▶ [WHAT IS REQUIRED]
Reproduce the entries below word for word, from their first line through the line containing "pcb-component [467,758,483,778]", including both of those lines.

▶ [RAW DATA]
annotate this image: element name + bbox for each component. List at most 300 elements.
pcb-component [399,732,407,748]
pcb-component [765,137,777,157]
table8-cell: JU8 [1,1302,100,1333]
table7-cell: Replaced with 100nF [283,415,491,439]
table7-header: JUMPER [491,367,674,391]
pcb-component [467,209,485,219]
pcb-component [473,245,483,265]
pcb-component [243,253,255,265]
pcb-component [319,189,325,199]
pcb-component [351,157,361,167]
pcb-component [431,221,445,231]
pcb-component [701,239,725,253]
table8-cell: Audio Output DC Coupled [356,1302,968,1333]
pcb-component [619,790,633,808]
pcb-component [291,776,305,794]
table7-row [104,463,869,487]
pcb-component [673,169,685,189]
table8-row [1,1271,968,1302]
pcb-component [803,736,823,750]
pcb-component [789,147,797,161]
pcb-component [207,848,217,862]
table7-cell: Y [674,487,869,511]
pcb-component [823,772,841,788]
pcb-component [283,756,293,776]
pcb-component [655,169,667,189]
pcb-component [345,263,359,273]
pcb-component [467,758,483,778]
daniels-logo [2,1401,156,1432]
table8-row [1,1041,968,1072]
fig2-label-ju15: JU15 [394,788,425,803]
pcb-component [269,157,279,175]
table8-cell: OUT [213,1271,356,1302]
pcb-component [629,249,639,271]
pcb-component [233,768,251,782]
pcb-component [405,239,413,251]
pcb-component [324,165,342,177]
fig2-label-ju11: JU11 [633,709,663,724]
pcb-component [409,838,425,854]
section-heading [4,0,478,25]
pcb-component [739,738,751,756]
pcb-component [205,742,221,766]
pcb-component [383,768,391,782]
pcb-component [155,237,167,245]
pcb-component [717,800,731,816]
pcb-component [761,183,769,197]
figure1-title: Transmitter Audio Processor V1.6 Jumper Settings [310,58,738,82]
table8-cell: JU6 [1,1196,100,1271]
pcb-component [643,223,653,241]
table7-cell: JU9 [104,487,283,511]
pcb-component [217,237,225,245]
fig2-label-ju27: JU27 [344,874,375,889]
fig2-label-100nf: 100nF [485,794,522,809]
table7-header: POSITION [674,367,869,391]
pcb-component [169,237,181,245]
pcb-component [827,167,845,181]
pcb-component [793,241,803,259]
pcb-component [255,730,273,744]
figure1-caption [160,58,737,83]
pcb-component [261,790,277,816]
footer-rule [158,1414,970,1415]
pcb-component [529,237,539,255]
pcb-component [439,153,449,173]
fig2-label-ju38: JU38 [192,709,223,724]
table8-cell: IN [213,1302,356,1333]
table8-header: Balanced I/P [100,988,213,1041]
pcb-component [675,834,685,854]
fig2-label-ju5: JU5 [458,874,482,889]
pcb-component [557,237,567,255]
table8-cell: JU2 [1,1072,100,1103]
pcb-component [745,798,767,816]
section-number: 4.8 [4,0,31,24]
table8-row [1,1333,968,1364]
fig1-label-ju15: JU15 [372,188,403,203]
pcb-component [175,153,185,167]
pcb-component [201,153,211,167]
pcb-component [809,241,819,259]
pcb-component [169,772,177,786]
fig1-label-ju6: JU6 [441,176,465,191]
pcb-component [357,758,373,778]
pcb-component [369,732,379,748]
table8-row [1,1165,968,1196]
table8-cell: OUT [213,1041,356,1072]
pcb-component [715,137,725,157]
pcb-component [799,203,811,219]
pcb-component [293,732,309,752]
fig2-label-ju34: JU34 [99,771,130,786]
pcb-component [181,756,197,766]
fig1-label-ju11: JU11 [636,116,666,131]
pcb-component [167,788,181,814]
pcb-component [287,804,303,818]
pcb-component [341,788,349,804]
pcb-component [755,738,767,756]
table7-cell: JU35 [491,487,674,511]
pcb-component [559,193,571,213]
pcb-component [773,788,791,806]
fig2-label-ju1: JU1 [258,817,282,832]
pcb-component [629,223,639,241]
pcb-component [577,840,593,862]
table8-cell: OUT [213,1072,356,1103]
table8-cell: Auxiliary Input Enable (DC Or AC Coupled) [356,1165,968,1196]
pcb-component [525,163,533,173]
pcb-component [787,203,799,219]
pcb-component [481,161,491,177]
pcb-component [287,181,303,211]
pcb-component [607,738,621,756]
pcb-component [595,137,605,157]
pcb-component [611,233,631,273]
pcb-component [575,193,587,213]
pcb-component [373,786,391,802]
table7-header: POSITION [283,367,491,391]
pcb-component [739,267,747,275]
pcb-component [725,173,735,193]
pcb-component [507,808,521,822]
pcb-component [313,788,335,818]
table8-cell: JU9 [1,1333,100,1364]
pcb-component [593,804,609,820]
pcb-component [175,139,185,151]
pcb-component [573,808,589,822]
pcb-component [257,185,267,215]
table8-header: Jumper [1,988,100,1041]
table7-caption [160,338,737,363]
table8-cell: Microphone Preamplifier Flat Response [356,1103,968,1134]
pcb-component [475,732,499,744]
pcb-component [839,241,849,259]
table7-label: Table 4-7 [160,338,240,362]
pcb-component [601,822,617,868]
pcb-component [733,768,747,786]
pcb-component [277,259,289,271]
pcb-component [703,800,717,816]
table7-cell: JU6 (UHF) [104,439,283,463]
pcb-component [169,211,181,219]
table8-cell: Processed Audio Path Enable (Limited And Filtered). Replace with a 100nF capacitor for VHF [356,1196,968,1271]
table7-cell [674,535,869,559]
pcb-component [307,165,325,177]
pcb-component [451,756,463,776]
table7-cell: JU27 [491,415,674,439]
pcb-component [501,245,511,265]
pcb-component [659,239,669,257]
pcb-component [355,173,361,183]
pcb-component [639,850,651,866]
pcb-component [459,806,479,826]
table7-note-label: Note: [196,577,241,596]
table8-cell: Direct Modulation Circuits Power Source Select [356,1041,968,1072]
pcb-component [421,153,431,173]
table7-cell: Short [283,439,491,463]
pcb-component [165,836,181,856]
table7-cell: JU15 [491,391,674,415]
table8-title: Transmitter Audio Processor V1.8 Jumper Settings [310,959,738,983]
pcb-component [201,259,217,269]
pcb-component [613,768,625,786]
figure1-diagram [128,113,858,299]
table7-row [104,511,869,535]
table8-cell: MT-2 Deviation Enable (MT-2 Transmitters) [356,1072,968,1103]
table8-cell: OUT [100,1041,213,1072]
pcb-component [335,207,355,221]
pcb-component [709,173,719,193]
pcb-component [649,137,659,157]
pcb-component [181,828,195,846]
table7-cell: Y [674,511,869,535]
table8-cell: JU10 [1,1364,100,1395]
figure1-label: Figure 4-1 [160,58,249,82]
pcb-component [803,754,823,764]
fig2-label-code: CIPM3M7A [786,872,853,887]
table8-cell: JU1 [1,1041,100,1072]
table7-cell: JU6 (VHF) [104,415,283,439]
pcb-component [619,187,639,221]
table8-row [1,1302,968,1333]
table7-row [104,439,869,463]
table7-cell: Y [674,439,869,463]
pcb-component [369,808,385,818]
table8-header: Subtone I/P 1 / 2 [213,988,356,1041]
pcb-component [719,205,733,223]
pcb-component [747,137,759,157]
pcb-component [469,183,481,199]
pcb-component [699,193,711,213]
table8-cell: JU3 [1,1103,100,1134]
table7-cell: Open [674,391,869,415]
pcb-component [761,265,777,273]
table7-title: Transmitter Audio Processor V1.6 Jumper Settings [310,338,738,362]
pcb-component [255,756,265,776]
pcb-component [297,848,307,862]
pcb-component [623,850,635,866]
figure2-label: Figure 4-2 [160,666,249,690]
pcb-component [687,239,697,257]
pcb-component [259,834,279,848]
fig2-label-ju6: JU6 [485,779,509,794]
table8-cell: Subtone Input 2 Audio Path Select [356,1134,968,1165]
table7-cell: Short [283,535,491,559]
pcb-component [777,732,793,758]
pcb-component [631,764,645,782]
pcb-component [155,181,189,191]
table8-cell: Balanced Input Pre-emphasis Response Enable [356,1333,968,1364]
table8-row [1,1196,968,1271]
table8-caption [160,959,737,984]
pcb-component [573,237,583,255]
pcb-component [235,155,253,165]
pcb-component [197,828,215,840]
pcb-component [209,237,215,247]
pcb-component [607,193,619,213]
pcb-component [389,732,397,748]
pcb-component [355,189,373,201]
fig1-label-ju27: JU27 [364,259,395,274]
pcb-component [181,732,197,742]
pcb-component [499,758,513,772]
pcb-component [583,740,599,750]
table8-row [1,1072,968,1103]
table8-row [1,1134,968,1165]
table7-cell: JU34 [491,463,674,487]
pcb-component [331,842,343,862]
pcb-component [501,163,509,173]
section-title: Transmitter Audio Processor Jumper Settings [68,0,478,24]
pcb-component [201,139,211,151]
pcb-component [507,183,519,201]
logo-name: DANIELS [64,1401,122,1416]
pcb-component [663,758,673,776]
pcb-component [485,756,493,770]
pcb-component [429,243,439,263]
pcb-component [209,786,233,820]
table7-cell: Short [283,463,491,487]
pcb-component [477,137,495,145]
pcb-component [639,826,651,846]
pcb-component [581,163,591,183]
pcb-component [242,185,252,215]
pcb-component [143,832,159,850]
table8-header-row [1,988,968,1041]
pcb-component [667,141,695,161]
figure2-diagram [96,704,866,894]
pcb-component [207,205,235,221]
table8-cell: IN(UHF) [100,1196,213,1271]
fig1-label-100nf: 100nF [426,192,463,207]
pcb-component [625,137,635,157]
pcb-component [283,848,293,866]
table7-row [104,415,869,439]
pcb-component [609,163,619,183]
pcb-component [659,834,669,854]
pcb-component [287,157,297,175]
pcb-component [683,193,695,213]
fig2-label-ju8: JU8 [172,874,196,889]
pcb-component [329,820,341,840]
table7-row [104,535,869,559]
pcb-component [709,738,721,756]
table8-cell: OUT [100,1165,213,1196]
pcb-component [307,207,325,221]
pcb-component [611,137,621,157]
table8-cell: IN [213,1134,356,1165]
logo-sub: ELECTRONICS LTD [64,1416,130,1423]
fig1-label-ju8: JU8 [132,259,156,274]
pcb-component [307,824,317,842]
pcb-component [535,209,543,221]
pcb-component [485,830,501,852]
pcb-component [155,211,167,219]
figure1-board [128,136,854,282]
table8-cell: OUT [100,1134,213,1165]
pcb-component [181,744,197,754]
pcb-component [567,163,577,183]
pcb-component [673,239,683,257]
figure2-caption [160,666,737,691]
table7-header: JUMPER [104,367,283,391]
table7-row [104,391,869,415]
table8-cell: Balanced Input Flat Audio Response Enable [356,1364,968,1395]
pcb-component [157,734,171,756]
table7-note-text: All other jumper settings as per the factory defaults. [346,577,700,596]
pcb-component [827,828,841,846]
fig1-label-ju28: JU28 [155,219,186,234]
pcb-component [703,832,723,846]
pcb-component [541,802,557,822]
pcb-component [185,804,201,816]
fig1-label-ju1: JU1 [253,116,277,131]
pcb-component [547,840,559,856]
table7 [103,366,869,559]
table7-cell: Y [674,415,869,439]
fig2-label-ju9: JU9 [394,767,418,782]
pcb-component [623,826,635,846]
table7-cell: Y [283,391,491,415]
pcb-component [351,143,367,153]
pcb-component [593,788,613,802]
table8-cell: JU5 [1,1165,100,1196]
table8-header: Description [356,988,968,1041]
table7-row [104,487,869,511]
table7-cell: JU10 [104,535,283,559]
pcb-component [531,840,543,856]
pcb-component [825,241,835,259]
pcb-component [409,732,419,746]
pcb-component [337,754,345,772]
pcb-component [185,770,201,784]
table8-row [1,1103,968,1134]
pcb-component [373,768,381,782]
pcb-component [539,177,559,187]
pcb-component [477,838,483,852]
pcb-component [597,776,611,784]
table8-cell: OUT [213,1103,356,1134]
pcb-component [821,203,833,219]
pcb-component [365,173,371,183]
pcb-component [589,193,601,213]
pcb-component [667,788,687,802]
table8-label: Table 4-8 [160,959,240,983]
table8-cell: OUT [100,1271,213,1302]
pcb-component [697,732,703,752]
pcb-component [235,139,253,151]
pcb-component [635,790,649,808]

▶ [SOLUTION TO THE EXERCISE]
annotate this image: element name + bbox for each component. List at most 300 elements.
pcb-component [399,732,407,748]
pcb-component [765,137,777,157]
table8-cell: JU8 [1,1302,100,1333]
table7-cell: Replaced with 100nF [283,415,491,439]
table7-header: JUMPER [491,367,674,391]
pcb-component [467,209,485,219]
pcb-component [473,245,483,265]
pcb-component [243,253,255,265]
pcb-component [319,189,325,199]
pcb-component [351,157,361,167]
pcb-component [431,221,445,231]
pcb-component [701,239,725,253]
table8-cell: Audio Output DC Coupled [356,1302,968,1333]
pcb-component [619,790,633,808]
pcb-component [291,776,305,794]
table7-row [104,463,869,487]
pcb-component [673,169,685,189]
table8-row [1,1271,968,1302]
pcb-component [803,736,823,750]
pcb-component [789,147,797,161]
pcb-component [207,848,217,862]
table7-cell: Y [674,487,869,511]
pcb-component [823,772,841,788]
pcb-component [283,756,293,776]
pcb-component [655,169,667,189]
pcb-component [345,263,359,273]
pcb-component [467,758,483,778]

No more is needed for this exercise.